### Aim
Below are some records. Say how many of their lines contain the string "以干基计", and give nothing but the number.
====== Data in this exercise
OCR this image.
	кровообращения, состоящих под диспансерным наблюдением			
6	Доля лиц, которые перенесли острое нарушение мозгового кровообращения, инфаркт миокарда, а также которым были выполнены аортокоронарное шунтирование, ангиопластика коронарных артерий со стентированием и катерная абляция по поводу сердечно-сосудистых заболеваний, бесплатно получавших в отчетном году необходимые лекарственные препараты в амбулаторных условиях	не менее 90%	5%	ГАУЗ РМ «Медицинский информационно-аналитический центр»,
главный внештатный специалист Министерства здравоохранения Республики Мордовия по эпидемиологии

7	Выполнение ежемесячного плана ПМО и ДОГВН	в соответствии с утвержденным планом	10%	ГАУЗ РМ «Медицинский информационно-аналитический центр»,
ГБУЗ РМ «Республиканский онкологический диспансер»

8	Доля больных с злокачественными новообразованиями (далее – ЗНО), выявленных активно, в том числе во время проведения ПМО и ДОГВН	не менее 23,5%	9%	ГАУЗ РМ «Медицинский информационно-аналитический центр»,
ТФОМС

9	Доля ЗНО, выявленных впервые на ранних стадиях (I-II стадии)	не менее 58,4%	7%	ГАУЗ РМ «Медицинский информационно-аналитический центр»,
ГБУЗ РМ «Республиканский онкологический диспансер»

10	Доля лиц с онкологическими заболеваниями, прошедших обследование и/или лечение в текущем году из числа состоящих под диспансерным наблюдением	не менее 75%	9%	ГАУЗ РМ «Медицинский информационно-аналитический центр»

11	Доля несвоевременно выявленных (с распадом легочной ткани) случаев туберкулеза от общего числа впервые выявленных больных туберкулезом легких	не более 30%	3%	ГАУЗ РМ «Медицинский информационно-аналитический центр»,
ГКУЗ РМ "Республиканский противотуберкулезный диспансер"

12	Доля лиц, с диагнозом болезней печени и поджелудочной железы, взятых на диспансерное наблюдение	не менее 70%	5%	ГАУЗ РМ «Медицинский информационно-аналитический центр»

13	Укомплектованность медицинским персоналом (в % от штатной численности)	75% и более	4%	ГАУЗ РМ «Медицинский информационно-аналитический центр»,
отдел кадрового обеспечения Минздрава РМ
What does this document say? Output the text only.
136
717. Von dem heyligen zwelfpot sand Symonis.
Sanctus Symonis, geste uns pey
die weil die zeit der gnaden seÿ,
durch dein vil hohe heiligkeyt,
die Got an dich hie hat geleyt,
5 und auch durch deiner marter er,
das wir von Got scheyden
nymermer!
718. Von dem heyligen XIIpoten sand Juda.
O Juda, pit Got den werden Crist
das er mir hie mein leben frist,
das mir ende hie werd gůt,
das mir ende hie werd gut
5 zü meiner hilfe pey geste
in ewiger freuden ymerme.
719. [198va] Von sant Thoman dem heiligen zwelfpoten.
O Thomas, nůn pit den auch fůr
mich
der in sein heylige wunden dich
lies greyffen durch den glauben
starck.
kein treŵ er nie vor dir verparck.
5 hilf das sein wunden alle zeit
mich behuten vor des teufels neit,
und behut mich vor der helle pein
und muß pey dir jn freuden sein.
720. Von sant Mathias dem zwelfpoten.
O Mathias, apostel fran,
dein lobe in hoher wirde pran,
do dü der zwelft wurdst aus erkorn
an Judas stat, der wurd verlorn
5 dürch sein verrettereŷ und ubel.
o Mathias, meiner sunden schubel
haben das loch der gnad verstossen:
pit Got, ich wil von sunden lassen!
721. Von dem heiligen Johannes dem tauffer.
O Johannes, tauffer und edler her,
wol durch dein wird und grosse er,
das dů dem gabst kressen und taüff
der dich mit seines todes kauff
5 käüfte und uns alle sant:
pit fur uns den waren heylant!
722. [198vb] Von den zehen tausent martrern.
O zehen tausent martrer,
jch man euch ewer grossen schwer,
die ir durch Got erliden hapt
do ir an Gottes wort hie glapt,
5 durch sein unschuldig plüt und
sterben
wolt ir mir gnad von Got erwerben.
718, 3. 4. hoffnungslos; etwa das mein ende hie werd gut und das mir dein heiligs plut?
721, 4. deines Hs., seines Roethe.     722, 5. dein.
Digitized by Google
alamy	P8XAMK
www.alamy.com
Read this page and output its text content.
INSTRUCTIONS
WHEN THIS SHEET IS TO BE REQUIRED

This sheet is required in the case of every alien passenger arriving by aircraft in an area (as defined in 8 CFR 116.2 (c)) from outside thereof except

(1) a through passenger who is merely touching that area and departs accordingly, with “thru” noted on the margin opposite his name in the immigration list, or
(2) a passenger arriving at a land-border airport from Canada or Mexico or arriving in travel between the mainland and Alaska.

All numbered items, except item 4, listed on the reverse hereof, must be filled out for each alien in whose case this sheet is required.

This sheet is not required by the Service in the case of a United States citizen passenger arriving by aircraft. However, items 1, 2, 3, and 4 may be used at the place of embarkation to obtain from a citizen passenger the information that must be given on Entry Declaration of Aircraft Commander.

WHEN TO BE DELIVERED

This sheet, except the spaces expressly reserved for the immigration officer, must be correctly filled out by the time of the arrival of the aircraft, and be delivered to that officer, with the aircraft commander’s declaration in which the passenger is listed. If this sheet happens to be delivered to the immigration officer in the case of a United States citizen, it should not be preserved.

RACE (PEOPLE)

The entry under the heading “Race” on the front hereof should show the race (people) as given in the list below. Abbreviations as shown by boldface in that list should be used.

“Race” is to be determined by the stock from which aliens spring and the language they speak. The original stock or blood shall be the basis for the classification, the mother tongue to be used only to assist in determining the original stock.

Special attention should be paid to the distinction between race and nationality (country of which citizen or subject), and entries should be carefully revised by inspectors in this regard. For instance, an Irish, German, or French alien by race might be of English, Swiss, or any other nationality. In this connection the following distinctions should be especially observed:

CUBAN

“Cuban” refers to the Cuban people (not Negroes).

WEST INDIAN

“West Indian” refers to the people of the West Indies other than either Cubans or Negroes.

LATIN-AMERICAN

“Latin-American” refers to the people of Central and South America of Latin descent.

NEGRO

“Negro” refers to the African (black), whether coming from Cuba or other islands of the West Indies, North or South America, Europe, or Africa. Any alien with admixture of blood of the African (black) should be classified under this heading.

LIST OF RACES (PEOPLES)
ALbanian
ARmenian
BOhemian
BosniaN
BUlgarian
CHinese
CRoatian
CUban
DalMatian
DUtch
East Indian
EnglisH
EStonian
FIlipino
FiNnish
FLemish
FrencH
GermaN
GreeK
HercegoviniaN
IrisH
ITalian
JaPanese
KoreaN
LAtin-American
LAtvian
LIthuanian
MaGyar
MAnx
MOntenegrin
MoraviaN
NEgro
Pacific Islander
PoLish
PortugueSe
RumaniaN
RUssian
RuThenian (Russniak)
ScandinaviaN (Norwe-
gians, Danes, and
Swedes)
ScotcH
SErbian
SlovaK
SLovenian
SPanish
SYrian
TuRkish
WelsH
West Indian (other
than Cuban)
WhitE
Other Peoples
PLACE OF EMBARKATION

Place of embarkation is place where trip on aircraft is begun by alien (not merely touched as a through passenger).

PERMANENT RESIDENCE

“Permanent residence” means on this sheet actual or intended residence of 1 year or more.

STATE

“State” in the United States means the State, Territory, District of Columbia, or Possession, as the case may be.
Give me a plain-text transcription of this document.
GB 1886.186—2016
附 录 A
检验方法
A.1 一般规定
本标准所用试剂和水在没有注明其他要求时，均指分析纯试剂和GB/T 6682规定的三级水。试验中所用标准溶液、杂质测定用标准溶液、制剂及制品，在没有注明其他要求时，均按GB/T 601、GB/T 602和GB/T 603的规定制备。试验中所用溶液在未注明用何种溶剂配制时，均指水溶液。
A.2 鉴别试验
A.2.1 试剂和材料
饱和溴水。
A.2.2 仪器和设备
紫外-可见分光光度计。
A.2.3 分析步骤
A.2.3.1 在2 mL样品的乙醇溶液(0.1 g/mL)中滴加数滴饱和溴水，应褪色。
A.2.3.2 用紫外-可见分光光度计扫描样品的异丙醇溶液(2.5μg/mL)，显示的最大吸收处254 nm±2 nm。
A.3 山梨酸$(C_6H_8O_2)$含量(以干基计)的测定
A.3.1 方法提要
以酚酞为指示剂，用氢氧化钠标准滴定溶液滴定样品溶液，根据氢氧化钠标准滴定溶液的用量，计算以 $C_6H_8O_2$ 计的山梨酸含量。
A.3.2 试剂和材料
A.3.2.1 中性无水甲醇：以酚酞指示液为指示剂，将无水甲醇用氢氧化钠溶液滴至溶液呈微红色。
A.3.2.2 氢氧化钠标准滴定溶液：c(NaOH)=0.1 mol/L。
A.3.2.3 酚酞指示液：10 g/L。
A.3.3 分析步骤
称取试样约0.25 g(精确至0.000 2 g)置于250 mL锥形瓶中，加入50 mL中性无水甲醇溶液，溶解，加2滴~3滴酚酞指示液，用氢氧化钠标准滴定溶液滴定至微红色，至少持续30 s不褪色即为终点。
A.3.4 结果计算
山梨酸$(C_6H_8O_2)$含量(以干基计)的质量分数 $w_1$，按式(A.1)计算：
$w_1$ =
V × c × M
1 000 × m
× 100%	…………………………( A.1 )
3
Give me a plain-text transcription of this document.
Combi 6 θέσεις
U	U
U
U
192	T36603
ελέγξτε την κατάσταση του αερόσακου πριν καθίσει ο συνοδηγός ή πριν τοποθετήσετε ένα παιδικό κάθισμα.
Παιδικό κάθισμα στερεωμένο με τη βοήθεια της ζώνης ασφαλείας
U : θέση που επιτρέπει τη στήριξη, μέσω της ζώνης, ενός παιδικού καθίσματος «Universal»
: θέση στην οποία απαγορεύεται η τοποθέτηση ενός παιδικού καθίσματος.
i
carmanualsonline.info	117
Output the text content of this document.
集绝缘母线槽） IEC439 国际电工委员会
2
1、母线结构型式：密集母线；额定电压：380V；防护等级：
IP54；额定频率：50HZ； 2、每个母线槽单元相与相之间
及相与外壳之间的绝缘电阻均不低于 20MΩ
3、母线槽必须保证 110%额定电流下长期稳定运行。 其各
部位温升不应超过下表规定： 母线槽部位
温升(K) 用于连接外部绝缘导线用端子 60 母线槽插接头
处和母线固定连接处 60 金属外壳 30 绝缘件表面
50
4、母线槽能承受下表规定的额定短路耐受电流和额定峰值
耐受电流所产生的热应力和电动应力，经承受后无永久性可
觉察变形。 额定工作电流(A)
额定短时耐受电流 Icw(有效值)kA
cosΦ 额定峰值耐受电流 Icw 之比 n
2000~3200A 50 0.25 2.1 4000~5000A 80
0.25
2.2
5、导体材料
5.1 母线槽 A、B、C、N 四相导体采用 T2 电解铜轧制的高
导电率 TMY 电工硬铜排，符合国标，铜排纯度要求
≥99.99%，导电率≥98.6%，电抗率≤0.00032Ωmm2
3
============
### Result of this exercise
2